**Input records:**

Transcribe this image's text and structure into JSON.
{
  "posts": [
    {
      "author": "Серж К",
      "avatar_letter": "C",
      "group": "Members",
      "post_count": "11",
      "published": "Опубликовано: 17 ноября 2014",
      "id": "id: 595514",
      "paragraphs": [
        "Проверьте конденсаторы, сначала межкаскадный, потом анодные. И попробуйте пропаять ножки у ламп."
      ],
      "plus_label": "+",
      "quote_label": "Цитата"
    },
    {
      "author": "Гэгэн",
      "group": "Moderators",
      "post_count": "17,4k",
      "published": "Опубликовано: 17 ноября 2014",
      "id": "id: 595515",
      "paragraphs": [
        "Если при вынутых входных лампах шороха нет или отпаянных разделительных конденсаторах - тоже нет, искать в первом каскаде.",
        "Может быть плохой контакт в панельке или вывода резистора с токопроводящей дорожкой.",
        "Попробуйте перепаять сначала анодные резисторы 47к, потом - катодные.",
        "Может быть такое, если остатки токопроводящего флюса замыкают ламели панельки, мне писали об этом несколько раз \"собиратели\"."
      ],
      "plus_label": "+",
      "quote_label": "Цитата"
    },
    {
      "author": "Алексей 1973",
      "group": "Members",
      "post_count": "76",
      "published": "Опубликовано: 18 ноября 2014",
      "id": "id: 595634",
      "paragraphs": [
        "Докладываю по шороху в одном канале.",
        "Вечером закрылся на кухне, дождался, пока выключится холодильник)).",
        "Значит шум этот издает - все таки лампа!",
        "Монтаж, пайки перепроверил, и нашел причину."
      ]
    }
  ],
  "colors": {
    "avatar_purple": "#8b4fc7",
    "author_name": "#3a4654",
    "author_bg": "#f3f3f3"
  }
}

--

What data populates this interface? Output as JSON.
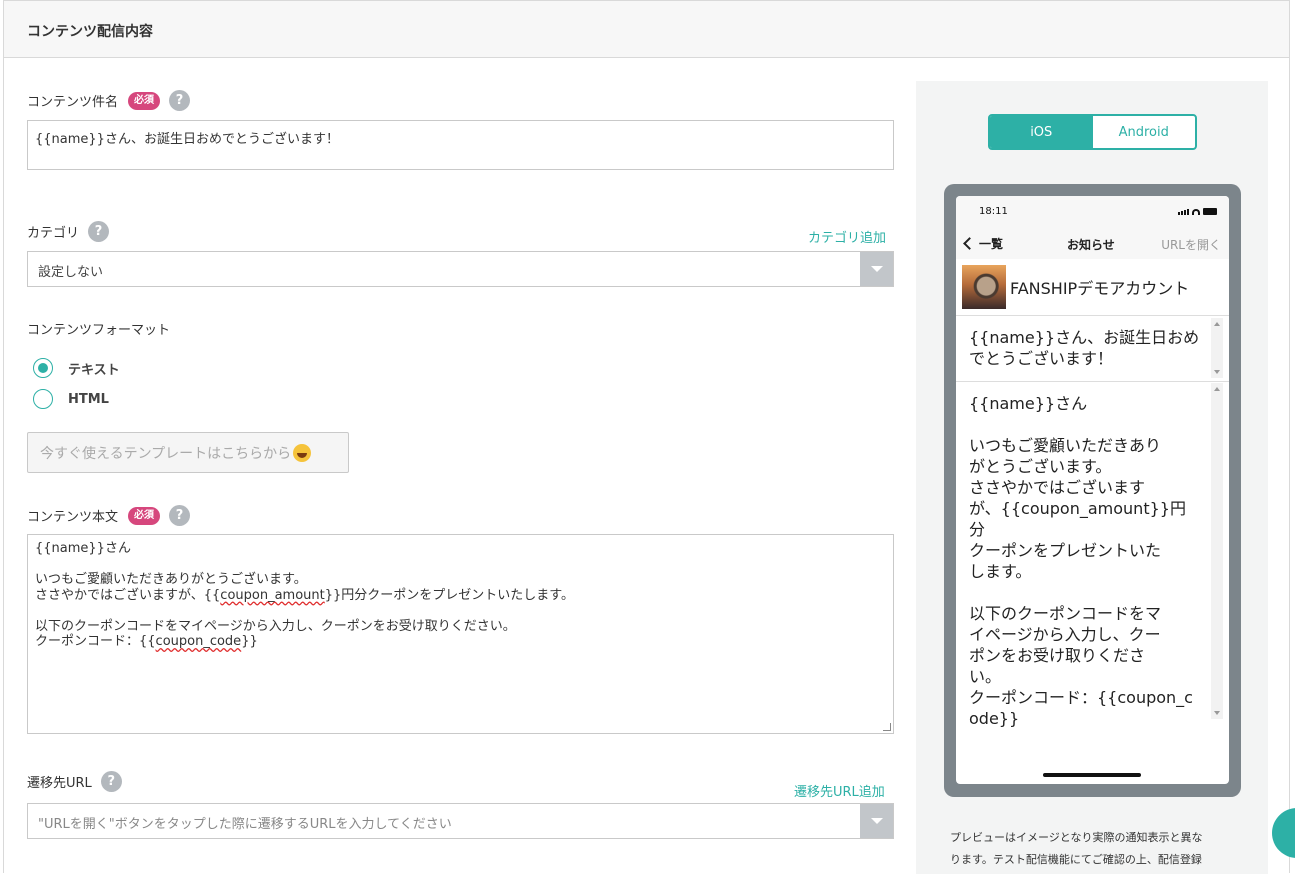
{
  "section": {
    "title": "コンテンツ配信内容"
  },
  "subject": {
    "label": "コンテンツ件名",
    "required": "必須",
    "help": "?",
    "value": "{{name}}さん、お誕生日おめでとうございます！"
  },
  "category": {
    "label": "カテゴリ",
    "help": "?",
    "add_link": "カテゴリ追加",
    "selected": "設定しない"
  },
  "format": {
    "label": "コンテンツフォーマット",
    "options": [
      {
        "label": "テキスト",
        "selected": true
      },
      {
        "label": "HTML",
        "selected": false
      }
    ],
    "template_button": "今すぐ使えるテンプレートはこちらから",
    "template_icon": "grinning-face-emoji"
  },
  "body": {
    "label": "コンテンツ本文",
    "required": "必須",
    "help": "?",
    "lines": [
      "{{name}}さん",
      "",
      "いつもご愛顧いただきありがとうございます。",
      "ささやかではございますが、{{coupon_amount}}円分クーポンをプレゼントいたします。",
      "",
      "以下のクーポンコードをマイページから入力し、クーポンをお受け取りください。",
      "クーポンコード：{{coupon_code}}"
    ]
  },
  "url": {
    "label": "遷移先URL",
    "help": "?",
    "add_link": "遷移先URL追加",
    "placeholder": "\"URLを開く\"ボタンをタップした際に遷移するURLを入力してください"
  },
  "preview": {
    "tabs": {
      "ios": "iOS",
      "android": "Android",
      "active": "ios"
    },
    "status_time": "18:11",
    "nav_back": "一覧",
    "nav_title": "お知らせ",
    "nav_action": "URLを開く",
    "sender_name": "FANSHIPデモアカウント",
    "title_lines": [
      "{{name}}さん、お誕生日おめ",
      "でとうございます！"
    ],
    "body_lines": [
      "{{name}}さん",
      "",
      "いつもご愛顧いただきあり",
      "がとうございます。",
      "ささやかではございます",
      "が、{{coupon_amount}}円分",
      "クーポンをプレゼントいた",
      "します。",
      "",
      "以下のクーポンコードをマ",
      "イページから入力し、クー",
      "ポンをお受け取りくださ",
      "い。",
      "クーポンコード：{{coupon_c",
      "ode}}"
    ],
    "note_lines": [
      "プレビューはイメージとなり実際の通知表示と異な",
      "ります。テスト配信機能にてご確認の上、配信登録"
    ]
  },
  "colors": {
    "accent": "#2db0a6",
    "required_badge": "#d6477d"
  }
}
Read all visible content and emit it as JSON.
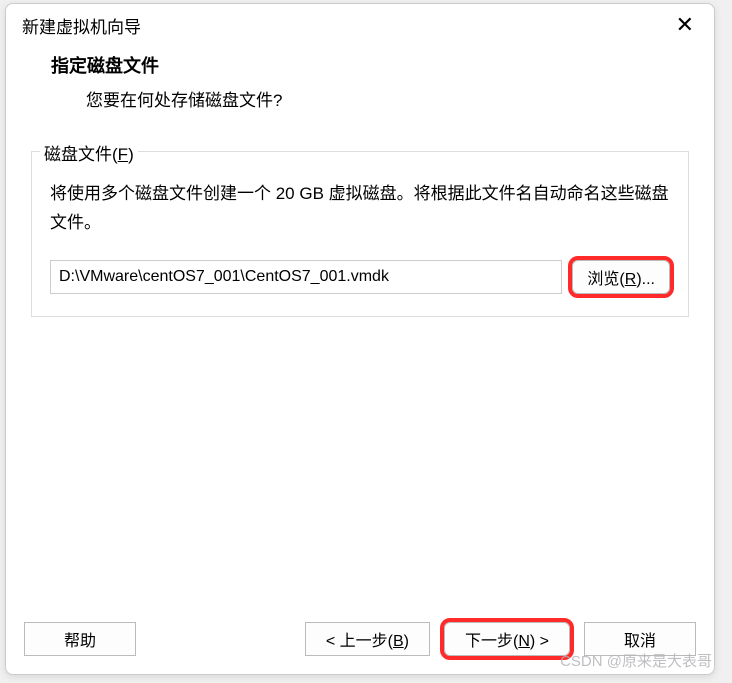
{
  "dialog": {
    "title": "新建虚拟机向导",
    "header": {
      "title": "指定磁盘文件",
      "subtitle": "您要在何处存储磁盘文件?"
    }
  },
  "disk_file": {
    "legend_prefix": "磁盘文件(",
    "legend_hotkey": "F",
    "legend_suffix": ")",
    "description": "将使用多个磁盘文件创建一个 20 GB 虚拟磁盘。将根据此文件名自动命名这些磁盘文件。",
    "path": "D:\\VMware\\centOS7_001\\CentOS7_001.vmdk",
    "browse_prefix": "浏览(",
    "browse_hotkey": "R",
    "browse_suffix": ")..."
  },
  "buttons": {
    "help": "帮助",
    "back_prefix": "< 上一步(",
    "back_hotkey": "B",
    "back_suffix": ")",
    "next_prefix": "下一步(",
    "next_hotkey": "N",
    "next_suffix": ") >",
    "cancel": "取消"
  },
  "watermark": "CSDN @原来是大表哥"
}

---

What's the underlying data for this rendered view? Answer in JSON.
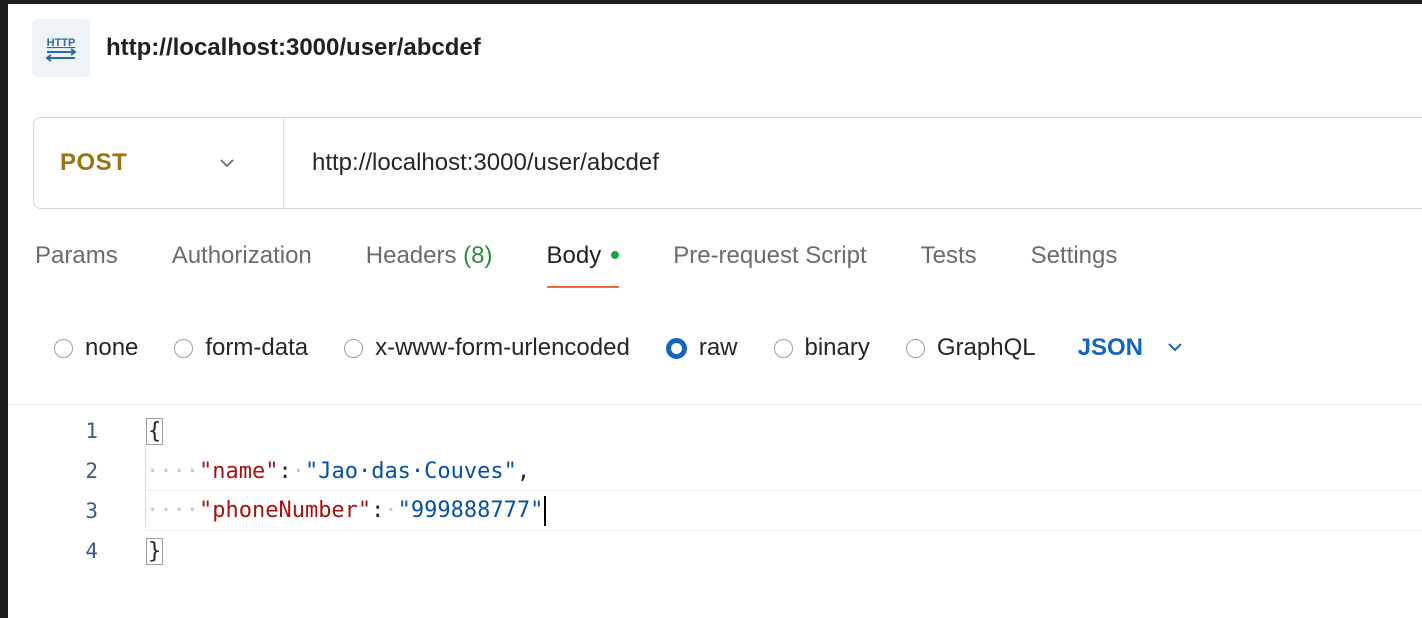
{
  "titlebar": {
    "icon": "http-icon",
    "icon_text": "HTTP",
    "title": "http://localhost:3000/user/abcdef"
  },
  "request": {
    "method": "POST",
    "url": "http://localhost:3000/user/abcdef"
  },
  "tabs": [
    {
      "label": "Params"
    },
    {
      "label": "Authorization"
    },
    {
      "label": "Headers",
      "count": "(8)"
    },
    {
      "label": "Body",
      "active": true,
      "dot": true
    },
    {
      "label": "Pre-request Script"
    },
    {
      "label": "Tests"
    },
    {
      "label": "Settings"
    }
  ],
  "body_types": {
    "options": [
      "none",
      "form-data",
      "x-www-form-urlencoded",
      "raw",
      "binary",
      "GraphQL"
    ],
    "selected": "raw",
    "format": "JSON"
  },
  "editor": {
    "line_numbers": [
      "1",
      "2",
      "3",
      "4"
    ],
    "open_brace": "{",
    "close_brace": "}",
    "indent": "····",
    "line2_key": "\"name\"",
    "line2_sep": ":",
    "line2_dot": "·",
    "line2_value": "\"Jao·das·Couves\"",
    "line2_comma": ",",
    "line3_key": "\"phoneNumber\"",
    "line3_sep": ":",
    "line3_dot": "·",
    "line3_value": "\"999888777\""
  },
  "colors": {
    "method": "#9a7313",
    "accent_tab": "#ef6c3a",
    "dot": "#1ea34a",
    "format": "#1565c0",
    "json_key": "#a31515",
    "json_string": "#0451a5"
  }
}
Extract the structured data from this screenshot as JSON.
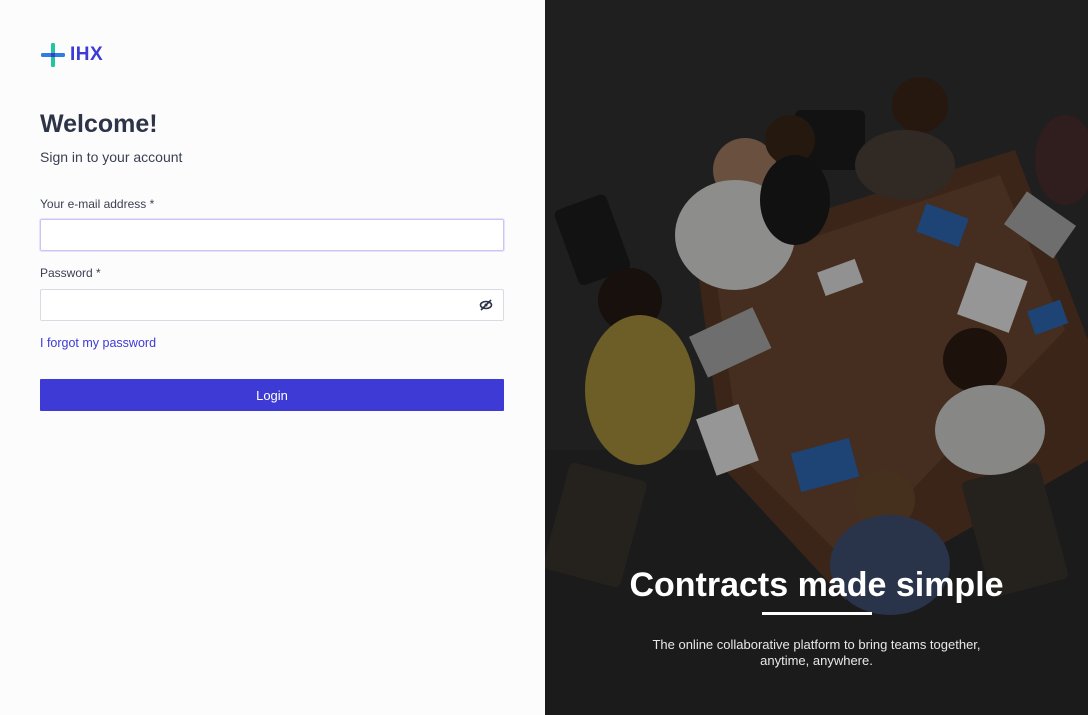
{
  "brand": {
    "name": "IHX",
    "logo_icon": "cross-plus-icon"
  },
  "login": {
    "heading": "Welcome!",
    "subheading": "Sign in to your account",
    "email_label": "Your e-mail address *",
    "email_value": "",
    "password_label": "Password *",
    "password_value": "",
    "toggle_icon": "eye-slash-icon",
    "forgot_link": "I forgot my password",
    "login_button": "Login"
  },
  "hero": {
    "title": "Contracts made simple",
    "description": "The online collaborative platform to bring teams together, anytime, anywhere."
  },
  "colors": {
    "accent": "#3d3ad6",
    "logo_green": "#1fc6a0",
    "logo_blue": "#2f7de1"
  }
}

**Exercise task:**
Pick out lines containing the word "user", each one as written.

**Response:**
    "title": "http://localhost:3000/user/abcdef"
    "url": "http://localhost:3000/user/abcdef"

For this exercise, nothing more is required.